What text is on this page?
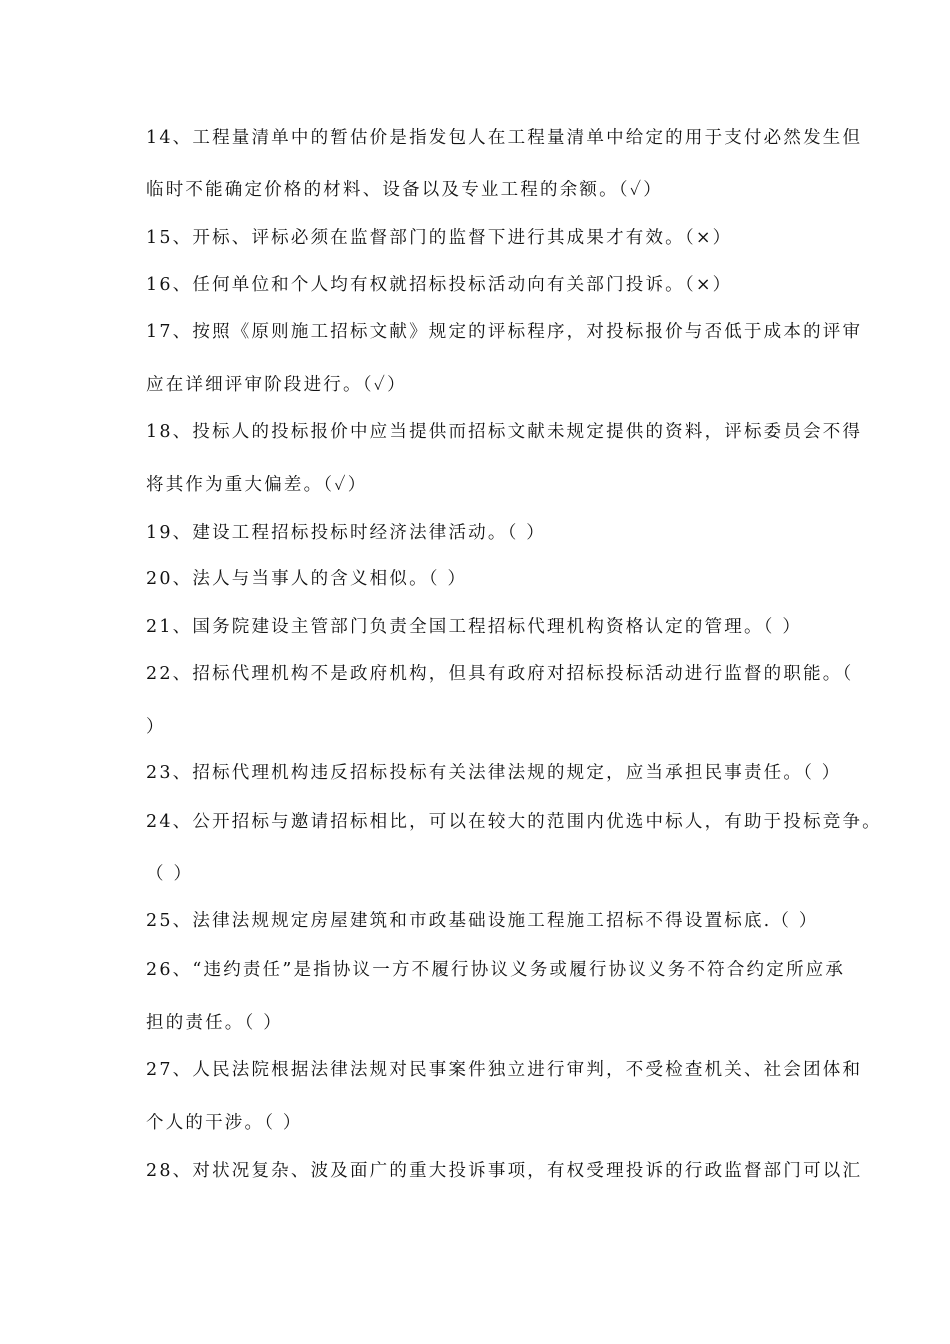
14、工程量清单中的暂估价是指发包人在工程量清单中给定的用于支付必然发生但
临时不能确定价格的材料、设备以及专业工程的余额。（✓）
15、开标、评标必须在监督部门的监督下进行其成果才有效。（×）
16、任何单位和个人均有权就招标投标活动向有关部门投诉。（×）
17、按照《原则施工招标文献》规定的评标程序，对投标报价与否低于成本的评审
应在详细评审阶段进行。（✓）
18、投标人的投标报价中应当提供而招标文献未规定提供的资料，评标委员会不得
将其作为重大偏差。（✓）
19、建设工程招标投标时经济法律活动。（ ）
20、法人与当事人的含义相似。（ ）
21、国务院建设主管部门负责全国工程招标代理机构资格认定的管理。（ ）
22、招标代理机构不是政府机构，但具有政府对招标投标活动进行监督的职能。（
）
23、招标代理机构违反招标投标有关法律法规的规定，应当承担民事责任。（ ）
24、公开招标与邀请招标相比，可以在较大的范围内优选中标人，有助于投标竞争。
（ ）
25、法律法规规定房屋建筑和市政基础设施工程施工招标不得设置标底.（ ）
26、“违约责任”是指协议一方不履行协议义务或履行协议义务不符合约定所应承
担的责任。（ ）
27、人民法院根据法律法规对民事案件独立进行审判，不受检查机关、社会团体和
个人的干涉。（ ）
28、对状况复杂、波及面广的重大投诉事项，有权受理投诉的行政监督部门可以汇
----
* [What is asked]: Give every line above again exactly, with no pictures.

* [Response]:
What text is on this page?
14、工程量清单中的暂估价是指发包人在工程量清单中给定的用于支付必然发生但
临时不能确定价格的材料、设备以及专业工程的余额。（✓）
15、开标、评标必须在监督部门的监督下进行其成果才有效。（×）
16、任何单位和个人均有权就招标投标活动向有关部门投诉。（×）
17、按照《原则施工招标文献》规定的评标程序，对投标报价与否低于成本的评审
应在详细评审阶段进行。（✓）
18、投标人的投标报价中应当提供而招标文献未规定提供的资料，评标委员会不得
将其作为重大偏差。（✓）
19、建设工程招标投标时经济法律活动。（ ）
20、法人与当事人的含义相似。（ ）
21、国务院建设主管部门负责全国工程招标代理机构资格认定的管理。（ ）
22、招标代理机构不是政府机构，但具有政府对招标投标活动进行监督的职能。（
）
23、招标代理机构违反招标投标有关法律法规的规定，应当承担民事责任。（ ）
24、公开招标与邀请招标相比，可以在较大的范围内优选中标人，有助于投标竞争。
（ ）
25、法律法规规定房屋建筑和市政基础设施工程施工招标不得设置标底.（ ）
26、“违约责任”是指协议一方不履行协议义务或履行协议义务不符合约定所应承
担的责任。（ ）
27、人民法院根据法律法规对民事案件独立进行审判，不受检查机关、社会团体和
个人的干涉。（ ）
28、对状况复杂、波及面广的重大投诉事项，有权受理投诉的行政监督部门可以汇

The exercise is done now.